• [SHORT EXERCISE]: Reproduce each of the lines below verbatim, without changing a single character.

• [DATASET ROWS]:
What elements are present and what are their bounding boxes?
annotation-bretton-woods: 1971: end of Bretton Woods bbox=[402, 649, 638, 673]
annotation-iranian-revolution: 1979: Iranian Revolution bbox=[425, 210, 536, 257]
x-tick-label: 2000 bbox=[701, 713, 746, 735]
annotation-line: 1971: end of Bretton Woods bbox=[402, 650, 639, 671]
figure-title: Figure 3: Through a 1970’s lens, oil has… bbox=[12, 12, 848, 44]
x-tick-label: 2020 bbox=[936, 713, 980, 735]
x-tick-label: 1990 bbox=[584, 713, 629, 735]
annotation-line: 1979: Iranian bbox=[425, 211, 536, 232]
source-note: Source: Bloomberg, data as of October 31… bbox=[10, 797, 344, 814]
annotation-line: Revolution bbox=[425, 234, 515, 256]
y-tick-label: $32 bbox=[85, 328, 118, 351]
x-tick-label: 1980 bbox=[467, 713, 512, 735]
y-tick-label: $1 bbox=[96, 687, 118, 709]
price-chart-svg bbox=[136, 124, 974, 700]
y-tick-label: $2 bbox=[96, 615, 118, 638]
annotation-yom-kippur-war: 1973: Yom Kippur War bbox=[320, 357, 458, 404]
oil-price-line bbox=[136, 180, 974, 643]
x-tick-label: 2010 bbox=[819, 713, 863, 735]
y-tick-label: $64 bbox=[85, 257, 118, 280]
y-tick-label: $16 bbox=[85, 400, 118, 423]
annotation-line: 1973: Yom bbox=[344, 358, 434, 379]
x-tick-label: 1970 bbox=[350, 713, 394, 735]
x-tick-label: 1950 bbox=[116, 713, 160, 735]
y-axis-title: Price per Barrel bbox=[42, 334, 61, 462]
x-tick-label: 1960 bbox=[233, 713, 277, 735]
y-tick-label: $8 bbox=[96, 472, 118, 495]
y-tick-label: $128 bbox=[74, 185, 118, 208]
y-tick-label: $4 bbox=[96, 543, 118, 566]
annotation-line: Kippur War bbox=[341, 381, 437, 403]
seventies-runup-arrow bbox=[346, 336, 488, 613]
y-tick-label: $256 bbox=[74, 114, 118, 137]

• [OUTPUT OF THE EXERCISE]:
What elements are present and what are their bounding boxes?
annotation-bretton-woods: 1971: end of Bretton Woods bbox=[402, 649, 638, 673]
annotation-iranian-revolution: 1979: Iranian Revolution bbox=[425, 210, 536, 257]
x-tick-label: 2000 bbox=[701, 713, 746, 735]
annotation-line: 1971: end of Bretton Woods bbox=[402, 650, 639, 671]
figure-title: Figure 3: Through a 1970’s lens, oil has… bbox=[12, 12, 848, 44]
x-tick-label: 2020 bbox=[936, 713, 980, 735]
x-tick-label: 1990 bbox=[584, 713, 629, 735]
annotation-line: 1979: Iranian bbox=[425, 211, 536, 232]
source-note: Source: Bloomberg, data as of October 31… bbox=[10, 797, 344, 814]
annotation-line: Revolution bbox=[425, 234, 515, 256]
y-tick-label: $32 bbox=[85, 328, 118, 351]
x-tick-label: 1980 bbox=[467, 713, 512, 735]
y-tick-label: $1 bbox=[96, 687, 118, 709]
price-chart-svg bbox=[136, 124, 974, 700]
y-tick-label: $2 bbox=[96, 615, 118, 638]
annotation-yom-kippur-war: 1973: Yom Kippur War bbox=[320, 357, 458, 404]
oil-price-line bbox=[136, 180, 974, 643]
x-tick-label: 2010 bbox=[819, 713, 863, 735]
y-tick-label: $64 bbox=[85, 257, 118, 280]
y-tick-label: $16 bbox=[85, 400, 118, 423]
annotation-line: 1973: Yom bbox=[344, 358, 434, 379]
x-tick-label: 1970 bbox=[350, 713, 394, 735]
x-tick-label: 1950 bbox=[116, 713, 160, 735]
y-axis-title: Price per Barrel bbox=[42, 334, 61, 462]
x-tick-label: 1960 bbox=[233, 713, 277, 735]
y-tick-label: $8 bbox=[96, 472, 118, 495]
y-tick-label: $128 bbox=[74, 185, 118, 208]
y-tick-label: $4 bbox=[96, 543, 118, 566]
annotation-line: Kippur War bbox=[341, 381, 437, 403]
seventies-runup-arrow bbox=[346, 336, 488, 613]
y-tick-label: $256 bbox=[74, 114, 118, 137]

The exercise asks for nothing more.